Supplied material —
--*--

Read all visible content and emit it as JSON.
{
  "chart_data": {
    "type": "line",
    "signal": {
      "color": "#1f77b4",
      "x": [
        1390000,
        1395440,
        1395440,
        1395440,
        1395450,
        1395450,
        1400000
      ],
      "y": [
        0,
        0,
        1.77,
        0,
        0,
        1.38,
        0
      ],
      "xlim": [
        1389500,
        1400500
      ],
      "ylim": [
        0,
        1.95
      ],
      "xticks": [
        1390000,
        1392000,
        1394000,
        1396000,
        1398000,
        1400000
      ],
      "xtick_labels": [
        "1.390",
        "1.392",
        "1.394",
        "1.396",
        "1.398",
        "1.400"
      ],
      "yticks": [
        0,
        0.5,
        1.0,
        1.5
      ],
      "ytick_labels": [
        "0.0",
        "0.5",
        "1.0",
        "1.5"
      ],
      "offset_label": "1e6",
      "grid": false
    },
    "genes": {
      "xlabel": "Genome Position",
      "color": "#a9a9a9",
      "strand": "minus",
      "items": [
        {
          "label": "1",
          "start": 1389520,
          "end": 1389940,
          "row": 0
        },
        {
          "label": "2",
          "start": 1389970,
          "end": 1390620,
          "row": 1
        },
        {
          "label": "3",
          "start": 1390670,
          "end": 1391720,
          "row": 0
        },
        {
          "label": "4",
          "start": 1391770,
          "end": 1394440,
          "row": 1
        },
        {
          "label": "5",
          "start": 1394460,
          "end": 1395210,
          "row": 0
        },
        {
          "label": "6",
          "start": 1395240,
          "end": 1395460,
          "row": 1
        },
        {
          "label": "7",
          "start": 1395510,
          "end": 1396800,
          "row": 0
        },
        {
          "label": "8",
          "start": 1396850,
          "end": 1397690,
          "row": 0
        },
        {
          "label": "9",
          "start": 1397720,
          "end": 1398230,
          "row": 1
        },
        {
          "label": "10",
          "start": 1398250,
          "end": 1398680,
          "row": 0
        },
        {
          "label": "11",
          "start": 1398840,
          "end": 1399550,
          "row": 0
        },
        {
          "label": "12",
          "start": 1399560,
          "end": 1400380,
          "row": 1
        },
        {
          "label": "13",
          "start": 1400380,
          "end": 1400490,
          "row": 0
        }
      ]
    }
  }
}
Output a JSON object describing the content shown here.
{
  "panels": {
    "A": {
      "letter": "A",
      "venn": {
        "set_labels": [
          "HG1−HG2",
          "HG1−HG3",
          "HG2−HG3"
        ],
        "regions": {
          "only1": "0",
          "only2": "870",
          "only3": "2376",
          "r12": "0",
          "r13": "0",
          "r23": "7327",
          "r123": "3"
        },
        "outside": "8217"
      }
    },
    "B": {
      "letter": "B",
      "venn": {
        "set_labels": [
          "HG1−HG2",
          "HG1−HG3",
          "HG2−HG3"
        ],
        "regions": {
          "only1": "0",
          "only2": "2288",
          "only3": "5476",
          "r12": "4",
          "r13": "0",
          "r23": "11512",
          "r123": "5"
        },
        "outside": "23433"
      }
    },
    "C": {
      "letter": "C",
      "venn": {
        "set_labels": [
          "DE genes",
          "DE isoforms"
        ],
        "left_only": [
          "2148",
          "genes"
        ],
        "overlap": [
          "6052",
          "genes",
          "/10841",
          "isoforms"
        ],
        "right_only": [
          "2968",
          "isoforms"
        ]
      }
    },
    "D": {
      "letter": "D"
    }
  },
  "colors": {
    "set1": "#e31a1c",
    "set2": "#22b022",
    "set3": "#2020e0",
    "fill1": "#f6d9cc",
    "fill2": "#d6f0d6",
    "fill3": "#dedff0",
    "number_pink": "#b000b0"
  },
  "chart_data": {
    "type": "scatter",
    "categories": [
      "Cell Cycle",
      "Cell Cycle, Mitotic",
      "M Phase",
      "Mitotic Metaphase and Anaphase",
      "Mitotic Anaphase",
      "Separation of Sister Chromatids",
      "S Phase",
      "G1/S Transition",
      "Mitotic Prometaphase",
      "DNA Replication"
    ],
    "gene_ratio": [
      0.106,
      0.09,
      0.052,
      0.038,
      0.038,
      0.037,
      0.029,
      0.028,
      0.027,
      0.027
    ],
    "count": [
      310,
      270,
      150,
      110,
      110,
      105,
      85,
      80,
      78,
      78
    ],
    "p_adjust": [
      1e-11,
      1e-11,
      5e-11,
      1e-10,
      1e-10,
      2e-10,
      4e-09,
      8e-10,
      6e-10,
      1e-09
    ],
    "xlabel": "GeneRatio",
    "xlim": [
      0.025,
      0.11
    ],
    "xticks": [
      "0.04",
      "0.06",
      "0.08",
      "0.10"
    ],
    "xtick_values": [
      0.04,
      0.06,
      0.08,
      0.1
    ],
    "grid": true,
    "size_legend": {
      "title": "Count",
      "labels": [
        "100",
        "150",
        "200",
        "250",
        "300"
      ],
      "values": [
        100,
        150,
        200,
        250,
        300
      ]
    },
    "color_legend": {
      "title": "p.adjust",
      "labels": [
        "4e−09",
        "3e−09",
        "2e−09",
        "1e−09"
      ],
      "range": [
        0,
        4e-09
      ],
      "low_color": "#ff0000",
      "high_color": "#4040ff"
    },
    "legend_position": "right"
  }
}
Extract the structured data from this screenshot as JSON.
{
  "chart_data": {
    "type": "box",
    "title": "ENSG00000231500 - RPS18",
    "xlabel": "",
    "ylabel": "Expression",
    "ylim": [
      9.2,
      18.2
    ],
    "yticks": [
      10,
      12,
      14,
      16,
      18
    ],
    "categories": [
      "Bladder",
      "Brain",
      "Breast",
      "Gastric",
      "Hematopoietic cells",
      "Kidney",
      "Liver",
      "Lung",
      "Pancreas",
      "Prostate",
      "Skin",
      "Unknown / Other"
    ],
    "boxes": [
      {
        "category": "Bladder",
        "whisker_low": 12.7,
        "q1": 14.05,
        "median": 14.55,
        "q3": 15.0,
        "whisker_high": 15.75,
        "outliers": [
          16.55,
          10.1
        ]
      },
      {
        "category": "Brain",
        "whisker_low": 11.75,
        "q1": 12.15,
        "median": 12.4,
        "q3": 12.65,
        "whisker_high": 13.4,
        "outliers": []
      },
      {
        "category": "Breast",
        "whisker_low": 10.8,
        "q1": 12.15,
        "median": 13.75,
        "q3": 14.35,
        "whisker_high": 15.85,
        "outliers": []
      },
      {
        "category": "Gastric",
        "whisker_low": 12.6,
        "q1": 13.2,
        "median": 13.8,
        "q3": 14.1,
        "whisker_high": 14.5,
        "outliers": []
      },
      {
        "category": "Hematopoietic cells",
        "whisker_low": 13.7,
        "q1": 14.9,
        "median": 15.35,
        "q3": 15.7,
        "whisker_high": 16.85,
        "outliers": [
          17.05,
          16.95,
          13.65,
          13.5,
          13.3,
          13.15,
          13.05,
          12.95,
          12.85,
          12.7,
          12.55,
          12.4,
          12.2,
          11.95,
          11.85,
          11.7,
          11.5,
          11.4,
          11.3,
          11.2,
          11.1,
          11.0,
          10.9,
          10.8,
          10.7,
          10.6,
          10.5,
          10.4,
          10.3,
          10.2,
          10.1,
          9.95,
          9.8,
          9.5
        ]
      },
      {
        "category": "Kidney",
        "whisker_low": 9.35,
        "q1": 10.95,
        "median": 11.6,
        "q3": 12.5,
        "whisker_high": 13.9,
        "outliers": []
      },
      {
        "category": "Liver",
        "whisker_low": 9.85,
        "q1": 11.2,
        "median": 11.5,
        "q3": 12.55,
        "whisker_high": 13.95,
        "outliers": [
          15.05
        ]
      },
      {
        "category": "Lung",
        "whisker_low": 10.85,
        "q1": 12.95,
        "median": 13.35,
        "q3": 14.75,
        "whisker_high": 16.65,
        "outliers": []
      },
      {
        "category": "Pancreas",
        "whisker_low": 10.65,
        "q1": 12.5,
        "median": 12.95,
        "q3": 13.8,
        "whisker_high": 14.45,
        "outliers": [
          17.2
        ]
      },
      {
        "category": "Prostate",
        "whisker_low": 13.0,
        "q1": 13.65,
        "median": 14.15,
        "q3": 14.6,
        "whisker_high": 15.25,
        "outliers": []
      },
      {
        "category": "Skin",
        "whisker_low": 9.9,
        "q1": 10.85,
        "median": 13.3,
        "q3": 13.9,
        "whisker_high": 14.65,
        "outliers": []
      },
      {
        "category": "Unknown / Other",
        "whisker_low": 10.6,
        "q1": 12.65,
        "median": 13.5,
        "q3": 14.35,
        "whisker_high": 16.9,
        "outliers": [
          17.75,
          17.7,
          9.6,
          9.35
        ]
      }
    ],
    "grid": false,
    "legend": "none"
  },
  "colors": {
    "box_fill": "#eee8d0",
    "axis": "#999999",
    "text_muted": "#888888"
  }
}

--*--

Which lines above hold the string "xlabel"? Copy each of them.

      "xlabel": "Genome Position",
    "xlabel": "GeneRatio",
    "xlabel": "",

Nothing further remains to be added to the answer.